[Figure dataset records]
* BEGIN *
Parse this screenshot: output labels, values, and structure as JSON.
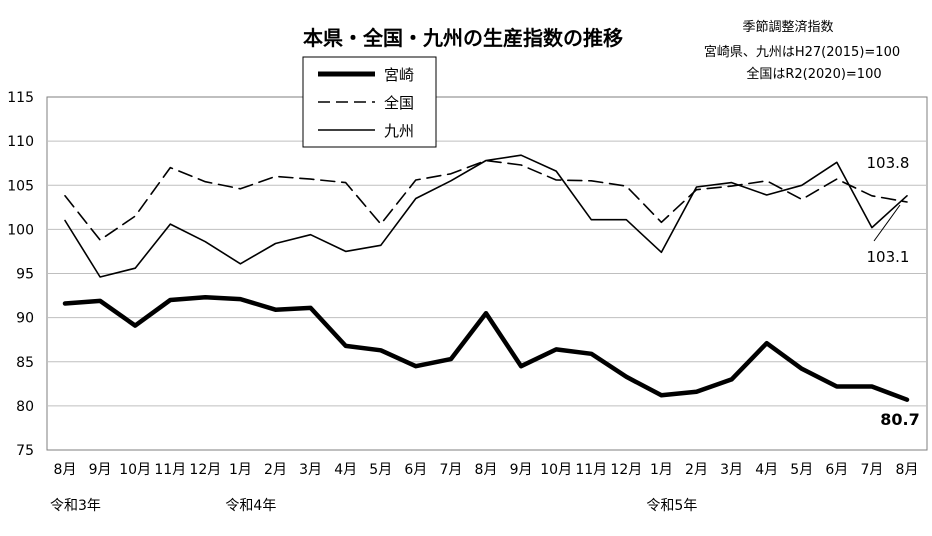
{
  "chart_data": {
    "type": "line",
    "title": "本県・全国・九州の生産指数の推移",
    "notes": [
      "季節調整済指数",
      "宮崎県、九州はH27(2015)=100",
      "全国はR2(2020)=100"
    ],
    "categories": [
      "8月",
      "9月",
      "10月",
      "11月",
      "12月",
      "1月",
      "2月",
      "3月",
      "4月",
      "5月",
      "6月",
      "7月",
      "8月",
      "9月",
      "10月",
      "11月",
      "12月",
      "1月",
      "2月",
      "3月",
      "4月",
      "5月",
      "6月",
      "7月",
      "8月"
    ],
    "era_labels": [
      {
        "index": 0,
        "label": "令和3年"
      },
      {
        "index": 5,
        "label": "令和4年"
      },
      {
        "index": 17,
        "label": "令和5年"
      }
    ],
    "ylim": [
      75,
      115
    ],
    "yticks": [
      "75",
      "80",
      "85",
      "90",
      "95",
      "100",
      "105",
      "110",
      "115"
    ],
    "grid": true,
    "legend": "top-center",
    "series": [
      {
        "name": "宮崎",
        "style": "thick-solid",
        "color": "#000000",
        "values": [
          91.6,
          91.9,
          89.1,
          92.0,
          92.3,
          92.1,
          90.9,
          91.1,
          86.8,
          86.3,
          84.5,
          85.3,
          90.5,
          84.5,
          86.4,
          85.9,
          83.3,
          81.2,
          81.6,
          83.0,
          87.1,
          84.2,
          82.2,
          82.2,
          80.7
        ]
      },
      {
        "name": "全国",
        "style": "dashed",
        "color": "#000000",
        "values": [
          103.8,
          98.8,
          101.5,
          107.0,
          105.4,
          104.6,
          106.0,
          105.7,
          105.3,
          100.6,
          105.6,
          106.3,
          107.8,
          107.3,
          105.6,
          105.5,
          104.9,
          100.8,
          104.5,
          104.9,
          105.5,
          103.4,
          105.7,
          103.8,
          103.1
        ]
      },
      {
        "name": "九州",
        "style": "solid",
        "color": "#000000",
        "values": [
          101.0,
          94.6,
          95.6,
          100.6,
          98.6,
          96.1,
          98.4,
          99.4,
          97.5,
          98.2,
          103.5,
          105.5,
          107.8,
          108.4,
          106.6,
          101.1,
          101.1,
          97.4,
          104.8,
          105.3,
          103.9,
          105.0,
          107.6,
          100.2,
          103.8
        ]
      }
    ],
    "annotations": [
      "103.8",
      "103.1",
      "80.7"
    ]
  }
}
* END *
Your task ▸
Copy out all of the material exactly as written, without its pictures.

Exercise output ▸
Parse this screenshot: output labels, values, and structure as JSON.
{
  "chart_data": {
    "type": "line",
    "title": "本県・全国・九州の生産指数の推移",
    "notes": [
      "季節調整済指数",
      "宮崎県、九州はH27(2015)=100",
      "全国はR2(2020)=100"
    ],
    "categories": [
      "8月",
      "9月",
      "10月",
      "11月",
      "12月",
      "1月",
      "2月",
      "3月",
      "4月",
      "5月",
      "6月",
      "7月",
      "8月",
      "9月",
      "10月",
      "11月",
      "12月",
      "1月",
      "2月",
      "3月",
      "4月",
      "5月",
      "6月",
      "7月",
      "8月"
    ],
    "era_labels": [
      {
        "index": 0,
        "label": "令和3年"
      },
      {
        "index": 5,
        "label": "令和4年"
      },
      {
        "index": 17,
        "label": "令和5年"
      }
    ],
    "ylim": [
      75,
      115
    ],
    "yticks": [
      "75",
      "80",
      "85",
      "90",
      "95",
      "100",
      "105",
      "110",
      "115"
    ],
    "grid": true,
    "legend": "top-center",
    "series": [
      {
        "name": "宮崎",
        "style": "thick-solid",
        "color": "#000000",
        "values": [
          91.6,
          91.9,
          89.1,
          92.0,
          92.3,
          92.1,
          90.9,
          91.1,
          86.8,
          86.3,
          84.5,
          85.3,
          90.5,
          84.5,
          86.4,
          85.9,
          83.3,
          81.2,
          81.6,
          83.0,
          87.1,
          84.2,
          82.2,
          82.2,
          80.7
        ]
      },
      {
        "name": "全国",
        "style": "dashed",
        "color": "#000000",
        "values": [
          103.8,
          98.8,
          101.5,
          107.0,
          105.4,
          104.6,
          106.0,
          105.7,
          105.3,
          100.6,
          105.6,
          106.3,
          107.8,
          107.3,
          105.6,
          105.5,
          104.9,
          100.8,
          104.5,
          104.9,
          105.5,
          103.4,
          105.7,
          103.8,
          103.1
        ]
      },
      {
        "name": "九州",
        "style": "solid",
        "color": "#000000",
        "values": [
          101.0,
          94.6,
          95.6,
          100.6,
          98.6,
          96.1,
          98.4,
          99.4,
          97.5,
          98.2,
          103.5,
          105.5,
          107.8,
          108.4,
          106.6,
          101.1,
          101.1,
          97.4,
          104.8,
          105.3,
          103.9,
          105.0,
          107.6,
          100.2,
          103.8
        ]
      }
    ],
    "annotations": [
      "103.8",
      "103.1",
      "80.7"
    ]
  }
}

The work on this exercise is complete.